**GOAL:**
Find every line containing the word "style" and report the count, nothing more.

Data entries
################

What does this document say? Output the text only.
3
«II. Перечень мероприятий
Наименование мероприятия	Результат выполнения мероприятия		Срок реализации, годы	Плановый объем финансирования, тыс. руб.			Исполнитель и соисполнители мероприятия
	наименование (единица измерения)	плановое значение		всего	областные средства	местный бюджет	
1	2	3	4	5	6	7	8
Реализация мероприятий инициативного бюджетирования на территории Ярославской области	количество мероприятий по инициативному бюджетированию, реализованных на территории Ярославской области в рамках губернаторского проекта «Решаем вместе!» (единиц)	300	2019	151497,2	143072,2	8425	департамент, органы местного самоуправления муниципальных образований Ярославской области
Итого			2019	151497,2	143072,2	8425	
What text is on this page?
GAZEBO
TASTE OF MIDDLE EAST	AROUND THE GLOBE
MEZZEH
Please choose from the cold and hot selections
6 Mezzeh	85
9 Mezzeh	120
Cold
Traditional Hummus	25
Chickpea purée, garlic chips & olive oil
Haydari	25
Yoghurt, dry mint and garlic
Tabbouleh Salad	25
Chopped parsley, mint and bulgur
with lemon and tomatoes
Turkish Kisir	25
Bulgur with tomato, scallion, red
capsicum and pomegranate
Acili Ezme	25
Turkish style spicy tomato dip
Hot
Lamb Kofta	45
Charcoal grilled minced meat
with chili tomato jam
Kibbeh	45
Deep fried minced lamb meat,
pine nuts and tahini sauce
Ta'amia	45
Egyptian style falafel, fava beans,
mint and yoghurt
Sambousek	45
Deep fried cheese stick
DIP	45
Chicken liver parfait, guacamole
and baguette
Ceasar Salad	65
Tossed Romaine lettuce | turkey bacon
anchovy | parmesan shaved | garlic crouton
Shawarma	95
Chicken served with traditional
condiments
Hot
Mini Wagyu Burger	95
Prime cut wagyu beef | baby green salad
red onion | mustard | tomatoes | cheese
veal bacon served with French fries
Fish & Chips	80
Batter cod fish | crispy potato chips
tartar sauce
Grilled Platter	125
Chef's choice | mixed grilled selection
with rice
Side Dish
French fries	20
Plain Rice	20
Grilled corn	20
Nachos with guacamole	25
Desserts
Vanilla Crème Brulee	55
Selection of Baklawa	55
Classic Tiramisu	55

################

**EXERCISE RESPONSE:**
2